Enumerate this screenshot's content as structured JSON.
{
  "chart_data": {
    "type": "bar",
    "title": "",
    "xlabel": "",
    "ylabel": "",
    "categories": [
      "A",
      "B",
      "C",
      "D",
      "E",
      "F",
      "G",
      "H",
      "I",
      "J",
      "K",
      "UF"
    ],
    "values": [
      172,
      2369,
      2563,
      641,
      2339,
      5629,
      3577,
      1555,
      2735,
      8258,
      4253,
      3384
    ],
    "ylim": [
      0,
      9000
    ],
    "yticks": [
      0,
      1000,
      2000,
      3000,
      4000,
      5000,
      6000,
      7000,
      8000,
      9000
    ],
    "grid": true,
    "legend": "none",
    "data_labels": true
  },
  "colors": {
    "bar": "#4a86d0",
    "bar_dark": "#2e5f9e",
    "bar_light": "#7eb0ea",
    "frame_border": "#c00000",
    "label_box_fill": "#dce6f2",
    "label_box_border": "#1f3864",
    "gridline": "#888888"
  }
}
============================================================
Aim of the task: All of the records must be repeated exactly.

Response:
Enumerate this screenshot's content as structured JSON.
{
  "chart_data": {
    "type": "bar",
    "title": "",
    "xlabel": "",
    "ylabel": "",
    "categories": [
      "A",
      "B",
      "C",
      "D",
      "E",
      "F",
      "G",
      "H",
      "I",
      "J",
      "K",
      "UF"
    ],
    "values": [
      172,
      2369,
      2563,
      641,
      2339,
      5629,
      3577,
      1555,
      2735,
      8258,
      4253,
      3384
    ],
    "ylim": [
      0,
      9000
    ],
    "yticks": [
      0,
      1000,
      2000,
      3000,
      4000,
      5000,
      6000,
      7000,
      8000,
      9000
    ],
    "grid": true,
    "legend": "none",
    "data_labels": true
  },
  "colors": {
    "bar": "#4a86d0",
    "bar_dark": "#2e5f9e",
    "bar_light": "#7eb0ea",
    "frame_border": "#c00000",
    "label_box_fill": "#dce6f2",
    "label_box_border": "#1f3864",
    "gridline": "#888888"
  }
}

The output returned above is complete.